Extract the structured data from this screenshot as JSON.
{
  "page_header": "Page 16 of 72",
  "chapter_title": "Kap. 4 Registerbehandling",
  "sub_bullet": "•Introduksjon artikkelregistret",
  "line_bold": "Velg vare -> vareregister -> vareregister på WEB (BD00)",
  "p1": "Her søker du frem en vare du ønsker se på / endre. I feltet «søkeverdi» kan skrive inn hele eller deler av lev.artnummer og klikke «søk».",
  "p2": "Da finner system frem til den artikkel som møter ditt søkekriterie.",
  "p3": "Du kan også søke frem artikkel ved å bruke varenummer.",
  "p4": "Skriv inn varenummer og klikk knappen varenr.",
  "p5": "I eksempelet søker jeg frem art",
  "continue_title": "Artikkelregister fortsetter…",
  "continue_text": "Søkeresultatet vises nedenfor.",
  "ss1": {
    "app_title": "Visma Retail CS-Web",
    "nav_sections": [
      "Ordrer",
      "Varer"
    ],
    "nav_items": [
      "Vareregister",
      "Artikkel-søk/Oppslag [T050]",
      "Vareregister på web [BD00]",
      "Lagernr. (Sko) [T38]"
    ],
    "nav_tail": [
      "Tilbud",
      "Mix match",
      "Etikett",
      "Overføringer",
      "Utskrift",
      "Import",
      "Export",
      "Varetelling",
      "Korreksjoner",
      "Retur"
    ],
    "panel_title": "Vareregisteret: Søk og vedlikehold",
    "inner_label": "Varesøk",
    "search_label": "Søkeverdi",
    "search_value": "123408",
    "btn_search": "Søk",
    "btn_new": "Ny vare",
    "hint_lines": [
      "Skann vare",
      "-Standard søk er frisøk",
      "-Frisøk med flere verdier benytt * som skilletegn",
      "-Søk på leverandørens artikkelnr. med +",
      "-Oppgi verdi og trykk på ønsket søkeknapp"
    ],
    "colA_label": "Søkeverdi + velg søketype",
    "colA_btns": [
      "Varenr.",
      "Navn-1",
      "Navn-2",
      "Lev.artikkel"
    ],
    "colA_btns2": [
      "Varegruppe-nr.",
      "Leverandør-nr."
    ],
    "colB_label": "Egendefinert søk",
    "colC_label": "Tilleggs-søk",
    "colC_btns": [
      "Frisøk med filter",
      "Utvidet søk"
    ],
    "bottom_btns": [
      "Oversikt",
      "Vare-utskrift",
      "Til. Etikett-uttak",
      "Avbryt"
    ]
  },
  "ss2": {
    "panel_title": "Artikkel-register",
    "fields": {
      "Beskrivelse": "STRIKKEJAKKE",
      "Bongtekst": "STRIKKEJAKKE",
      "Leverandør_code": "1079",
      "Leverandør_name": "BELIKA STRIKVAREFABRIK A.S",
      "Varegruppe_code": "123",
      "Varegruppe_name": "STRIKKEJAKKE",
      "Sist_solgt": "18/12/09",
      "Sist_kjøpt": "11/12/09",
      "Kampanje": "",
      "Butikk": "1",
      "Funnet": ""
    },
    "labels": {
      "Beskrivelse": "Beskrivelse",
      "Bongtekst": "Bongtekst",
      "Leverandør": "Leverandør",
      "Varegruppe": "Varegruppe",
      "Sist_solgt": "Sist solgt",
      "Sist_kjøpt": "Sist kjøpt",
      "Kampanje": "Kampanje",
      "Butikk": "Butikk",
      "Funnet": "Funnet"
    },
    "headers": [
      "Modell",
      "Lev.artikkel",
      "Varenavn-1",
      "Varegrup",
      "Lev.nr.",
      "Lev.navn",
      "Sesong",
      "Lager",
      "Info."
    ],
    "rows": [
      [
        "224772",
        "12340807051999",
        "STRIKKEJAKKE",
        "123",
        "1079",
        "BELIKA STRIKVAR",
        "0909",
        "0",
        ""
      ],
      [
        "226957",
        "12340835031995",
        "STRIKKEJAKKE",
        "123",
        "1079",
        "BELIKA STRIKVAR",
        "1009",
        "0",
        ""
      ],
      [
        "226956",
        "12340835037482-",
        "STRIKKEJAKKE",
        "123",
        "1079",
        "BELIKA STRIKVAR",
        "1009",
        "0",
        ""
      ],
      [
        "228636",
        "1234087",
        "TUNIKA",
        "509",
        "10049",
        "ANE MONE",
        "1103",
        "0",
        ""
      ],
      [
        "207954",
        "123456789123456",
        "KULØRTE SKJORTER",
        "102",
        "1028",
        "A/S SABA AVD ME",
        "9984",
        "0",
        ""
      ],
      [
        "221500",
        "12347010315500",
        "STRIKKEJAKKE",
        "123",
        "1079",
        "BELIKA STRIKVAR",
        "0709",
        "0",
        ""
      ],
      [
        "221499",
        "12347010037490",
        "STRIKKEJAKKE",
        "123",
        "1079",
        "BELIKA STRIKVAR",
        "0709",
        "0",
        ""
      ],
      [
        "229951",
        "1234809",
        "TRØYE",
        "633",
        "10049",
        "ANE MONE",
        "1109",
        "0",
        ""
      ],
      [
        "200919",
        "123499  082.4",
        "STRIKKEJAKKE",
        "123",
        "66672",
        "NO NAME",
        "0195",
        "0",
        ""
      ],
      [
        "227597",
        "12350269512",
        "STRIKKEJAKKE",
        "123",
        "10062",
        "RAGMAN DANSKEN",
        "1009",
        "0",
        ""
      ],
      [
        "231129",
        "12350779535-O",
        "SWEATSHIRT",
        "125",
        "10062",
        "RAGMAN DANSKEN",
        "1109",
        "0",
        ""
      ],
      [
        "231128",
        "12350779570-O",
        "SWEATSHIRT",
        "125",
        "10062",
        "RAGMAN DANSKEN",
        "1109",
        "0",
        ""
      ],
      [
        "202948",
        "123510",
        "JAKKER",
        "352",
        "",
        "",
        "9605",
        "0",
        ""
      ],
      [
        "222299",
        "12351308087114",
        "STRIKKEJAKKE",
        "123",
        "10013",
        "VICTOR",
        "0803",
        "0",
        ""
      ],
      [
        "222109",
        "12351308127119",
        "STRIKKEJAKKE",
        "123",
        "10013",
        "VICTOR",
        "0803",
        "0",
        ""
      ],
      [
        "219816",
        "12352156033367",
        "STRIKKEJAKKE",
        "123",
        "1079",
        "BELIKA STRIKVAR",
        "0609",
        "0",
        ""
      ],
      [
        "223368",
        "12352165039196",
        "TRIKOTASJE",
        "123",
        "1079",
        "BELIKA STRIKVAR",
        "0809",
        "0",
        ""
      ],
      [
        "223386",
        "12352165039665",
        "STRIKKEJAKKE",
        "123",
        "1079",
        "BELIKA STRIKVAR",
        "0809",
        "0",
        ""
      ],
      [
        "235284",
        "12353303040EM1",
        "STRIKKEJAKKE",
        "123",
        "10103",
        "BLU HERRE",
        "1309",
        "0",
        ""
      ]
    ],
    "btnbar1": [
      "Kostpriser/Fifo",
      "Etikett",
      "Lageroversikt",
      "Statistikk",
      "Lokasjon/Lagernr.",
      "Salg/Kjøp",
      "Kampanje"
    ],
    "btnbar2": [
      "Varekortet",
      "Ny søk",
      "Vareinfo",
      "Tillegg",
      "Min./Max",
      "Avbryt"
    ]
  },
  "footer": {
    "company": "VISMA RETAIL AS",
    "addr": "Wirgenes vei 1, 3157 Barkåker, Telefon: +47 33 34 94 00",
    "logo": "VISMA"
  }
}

########

● **REQUIRED ACTION**:
Count the lines above in which the string "frem" occurs, and write the number with no other text.

● **RESULT**:
4